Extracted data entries
'''
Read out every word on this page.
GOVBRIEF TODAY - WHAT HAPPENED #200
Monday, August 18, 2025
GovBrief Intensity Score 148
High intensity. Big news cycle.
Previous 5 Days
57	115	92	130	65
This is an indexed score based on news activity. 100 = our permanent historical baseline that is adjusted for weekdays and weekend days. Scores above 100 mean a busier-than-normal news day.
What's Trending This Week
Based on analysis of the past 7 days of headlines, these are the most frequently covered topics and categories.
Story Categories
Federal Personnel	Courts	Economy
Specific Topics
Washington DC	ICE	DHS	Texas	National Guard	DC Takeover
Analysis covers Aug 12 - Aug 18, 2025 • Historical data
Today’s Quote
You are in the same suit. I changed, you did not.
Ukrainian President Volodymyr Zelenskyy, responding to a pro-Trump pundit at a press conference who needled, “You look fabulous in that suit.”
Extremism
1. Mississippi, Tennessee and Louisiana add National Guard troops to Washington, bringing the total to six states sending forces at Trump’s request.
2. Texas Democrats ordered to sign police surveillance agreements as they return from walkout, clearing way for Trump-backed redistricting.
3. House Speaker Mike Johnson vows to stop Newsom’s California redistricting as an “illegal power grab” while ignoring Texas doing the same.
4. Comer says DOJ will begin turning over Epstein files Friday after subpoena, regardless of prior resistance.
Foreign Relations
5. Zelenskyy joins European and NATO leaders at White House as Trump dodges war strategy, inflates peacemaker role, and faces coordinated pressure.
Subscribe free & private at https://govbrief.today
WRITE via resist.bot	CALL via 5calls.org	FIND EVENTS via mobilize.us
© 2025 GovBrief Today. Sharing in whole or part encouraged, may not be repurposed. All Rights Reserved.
'''
> TASK DESCRIPTION
Each line above is to be repeated exactly.

> RESULT FOR THIS TASK
Read out every word on this page.
GOVBRIEF TODAY - WHAT HAPPENED #200
Monday, August 18, 2025
GovBrief Intensity Score 148
High intensity. Big news cycle.
Previous 5 Days
57	115	92	130	65
This is an indexed score based on news activity. 100 = our permanent historical baseline that is adjusted for weekdays and weekend days. Scores above 100 mean a busier-than-normal news day.
What's Trending This Week
Based on analysis of the past 7 days of headlines, these are the most frequently covered topics and categories.
Story Categories
Federal Personnel	Courts	Economy
Specific Topics
Washington DC	ICE	DHS	Texas	National Guard	DC Takeover
Analysis covers Aug 12 - Aug 18, 2025 • Historical data
Today’s Quote
You are in the same suit. I changed, you did not.
Ukrainian President Volodymyr Zelenskyy, responding to a pro-Trump pundit at a press conference who needled, “You look fabulous in that suit.”
Extremism
1. Mississippi, Tennessee and Louisiana add National Guard troops to Washington, bringing the total to six states sending forces at Trump’s request.
2. Texas Democrats ordered to sign police surveillance agreements as they return from walkout, clearing way for Trump-backed redistricting.
3. House Speaker Mike Johnson vows to stop Newsom’s California redistricting as an “illegal power grab” while ignoring Texas doing the same.
4. Comer says DOJ will begin turning over Epstein files Friday after subpoena, regardless of prior resistance.
Foreign Relations
5. Zelenskyy joins European and NATO leaders at White House as Trump dodges war strategy, inflates peacemaker role, and faces coordinated pressure.
Subscribe free & private at https://govbrief.today
WRITE via resist.bot	CALL via 5calls.org	FIND EVENTS via mobilize.us
© 2025 GovBrief Today. Sharing in whole or part encouraged, may not be repurposed. All Rights Reserved.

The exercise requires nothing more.